PARTS OF THE EXERCISE:
**1.** In the text about internet dealers in Mexico, how many such dealers operate in the town of Arroyo Prieto?
**2.** Go on with the text about internet dealers in rural Mexico from its final sentence.

READING TEXT:
--*--
Internet Dealers
In remote parts of Mexico, the only way to get access to the internet is through a satellite provider like StarGo, which starts at around 1,000 pesos ($48) per month. One hustle is for a person to buy the satellite connection and then sell it to their neighbors, in one internet dealer’s case for 5 to 10 pesos an hour. In the town of Arroyo Prieto in the mountainous region of Guerrero, Mexico, there are five such internet dealers. It’s an essential service for the 35 million Mexicans who lack an internet connection, a figure which encompasses 50 percent of the rural population. That satellite connection is 274 percent more expensive than a comparable fiber optic package in an urban area, which is an opportunity for dealers to dice it up into more palatable amounts of internet.
--*--
EXTRACTED INFORMATION:

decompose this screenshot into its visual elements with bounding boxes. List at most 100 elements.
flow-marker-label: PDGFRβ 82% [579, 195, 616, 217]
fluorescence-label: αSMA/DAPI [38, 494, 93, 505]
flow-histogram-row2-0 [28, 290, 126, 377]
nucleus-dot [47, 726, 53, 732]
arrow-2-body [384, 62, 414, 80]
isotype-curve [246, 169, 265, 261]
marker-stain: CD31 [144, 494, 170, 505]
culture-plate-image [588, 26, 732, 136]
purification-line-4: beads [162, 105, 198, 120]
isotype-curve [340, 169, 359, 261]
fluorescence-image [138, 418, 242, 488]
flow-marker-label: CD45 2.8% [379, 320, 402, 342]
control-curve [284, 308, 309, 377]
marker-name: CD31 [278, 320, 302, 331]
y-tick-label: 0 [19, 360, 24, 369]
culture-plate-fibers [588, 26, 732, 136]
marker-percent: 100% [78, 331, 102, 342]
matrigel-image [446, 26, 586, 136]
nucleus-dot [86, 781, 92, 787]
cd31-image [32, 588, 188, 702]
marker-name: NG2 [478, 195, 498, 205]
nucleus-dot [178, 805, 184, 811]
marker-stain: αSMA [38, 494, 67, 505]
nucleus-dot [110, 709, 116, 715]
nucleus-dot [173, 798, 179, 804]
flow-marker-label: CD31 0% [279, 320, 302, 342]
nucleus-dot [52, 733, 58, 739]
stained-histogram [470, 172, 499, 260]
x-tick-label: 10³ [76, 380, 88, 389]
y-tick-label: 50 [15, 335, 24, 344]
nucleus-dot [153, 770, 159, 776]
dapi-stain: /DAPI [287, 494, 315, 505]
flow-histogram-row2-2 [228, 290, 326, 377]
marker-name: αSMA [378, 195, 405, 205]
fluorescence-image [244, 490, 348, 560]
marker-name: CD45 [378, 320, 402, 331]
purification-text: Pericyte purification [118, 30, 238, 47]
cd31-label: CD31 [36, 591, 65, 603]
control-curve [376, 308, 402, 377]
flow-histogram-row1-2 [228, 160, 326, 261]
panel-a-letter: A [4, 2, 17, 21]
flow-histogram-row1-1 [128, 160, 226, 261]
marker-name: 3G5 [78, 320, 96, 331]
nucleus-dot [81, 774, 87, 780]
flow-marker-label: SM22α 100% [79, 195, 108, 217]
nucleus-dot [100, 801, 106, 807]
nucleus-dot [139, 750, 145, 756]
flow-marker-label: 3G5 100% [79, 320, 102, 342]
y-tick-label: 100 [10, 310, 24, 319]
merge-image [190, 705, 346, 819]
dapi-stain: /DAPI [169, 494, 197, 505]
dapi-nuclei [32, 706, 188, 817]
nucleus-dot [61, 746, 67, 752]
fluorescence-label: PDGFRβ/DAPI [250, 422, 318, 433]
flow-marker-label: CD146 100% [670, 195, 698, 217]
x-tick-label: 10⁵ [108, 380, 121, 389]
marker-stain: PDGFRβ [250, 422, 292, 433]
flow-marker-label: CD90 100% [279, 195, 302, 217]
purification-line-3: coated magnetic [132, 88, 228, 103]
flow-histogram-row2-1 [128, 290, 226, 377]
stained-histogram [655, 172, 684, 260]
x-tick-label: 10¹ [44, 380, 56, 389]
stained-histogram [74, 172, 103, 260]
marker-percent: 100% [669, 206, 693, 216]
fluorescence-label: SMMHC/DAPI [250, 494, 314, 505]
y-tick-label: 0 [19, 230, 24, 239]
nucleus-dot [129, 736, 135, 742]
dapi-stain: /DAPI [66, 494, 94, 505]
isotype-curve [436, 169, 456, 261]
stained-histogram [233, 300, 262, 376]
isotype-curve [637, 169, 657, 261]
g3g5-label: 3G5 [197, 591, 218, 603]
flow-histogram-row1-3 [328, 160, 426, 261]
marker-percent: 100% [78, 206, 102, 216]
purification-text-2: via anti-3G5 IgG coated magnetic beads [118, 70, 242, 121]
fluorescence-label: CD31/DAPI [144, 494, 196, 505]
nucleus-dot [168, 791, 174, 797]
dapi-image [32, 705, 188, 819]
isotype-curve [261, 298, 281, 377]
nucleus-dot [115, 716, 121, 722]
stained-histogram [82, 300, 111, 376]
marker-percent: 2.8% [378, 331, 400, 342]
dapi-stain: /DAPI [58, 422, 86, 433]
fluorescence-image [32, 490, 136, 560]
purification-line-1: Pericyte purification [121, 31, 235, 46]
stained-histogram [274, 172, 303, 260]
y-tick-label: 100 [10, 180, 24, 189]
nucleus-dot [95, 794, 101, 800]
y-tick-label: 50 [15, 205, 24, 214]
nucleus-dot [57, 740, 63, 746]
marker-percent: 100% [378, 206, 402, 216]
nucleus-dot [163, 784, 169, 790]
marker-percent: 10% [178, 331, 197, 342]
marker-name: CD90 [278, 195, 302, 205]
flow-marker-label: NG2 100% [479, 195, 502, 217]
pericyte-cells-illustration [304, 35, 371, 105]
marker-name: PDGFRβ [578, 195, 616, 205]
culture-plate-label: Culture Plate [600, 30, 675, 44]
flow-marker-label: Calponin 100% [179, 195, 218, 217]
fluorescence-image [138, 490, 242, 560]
--*--
RESULTS:
**1.** Five.

**2.**
Bruno
The song “We Don’t Talk About Bruno” from Disney’s animated feature Encanto racked up 34.9 million U.S. streams, 12,300 downloads and 1.5 million radio airplay impressions to launch it to No. 1 on the Billboard Hot 100, which is only the second time in the history of the chart that a song from a Disney animated film reached number one, the first being “A Whole New World” in 1993. It is songwriter Lin-Manuel Miranda’s first No. 1 on the Hot 100. The soundtrack as a whole is atop the Billboard Top 200 for its third week, with consumption up 11 percent. “Bruno” is joined on the Hot 100 now by six other songs from the Encanto soundtrack, “Surface Pressure” doing the best among the runners-up at No. 9. The only song actually shortlisted for an Oscar nomination, “Dos Oruguitas,” broke into the top 40 and is at No. 36 on the song ranking.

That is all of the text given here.